* **TASK DETAILS**: Repeat the records below exactly as they appear.

* **DATA SHOWN**:

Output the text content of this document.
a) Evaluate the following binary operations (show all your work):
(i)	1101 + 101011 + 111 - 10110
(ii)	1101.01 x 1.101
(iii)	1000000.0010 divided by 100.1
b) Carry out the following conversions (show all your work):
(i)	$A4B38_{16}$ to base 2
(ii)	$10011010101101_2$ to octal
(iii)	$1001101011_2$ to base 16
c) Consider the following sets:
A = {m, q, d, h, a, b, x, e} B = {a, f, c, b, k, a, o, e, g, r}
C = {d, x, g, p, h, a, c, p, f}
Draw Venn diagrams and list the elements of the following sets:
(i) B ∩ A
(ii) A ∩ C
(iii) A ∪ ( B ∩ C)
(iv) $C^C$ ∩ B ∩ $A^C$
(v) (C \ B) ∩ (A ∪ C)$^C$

* **RESULT FOR THIS EXERCISE**:
Output the text content of this document.
a) Evaluate the following binary operations (show all your work):
(i)	1101 + 101011 + 111 - 10110
(ii)	1101.01 x 1.101
(iii)	1000000.0010 divided by 100.1
b) Carry out the following conversions (show all your work):
(i)	$A4B38_{16}$ to base 2
(ii)	$10011010101101_2$ to octal
(iii)	$1001101011_2$ to base 16
c) Consider the following sets:
A = {m, q, d, h, a, b, x, e} B = {a, f, c, b, k, a, o, e, g, r}
C = {d, x, g, p, h, a, c, p, f}
Draw Venn diagrams and list the elements of the following sets:
(i) B ∩ A
(ii) A ∩ C
(iii) A ∪ ( B ∩ C)
(iv) $C^C$ ∩ B ∩ $A^C$
(v) (C \ B) ∩ (A ∪ C)$^C$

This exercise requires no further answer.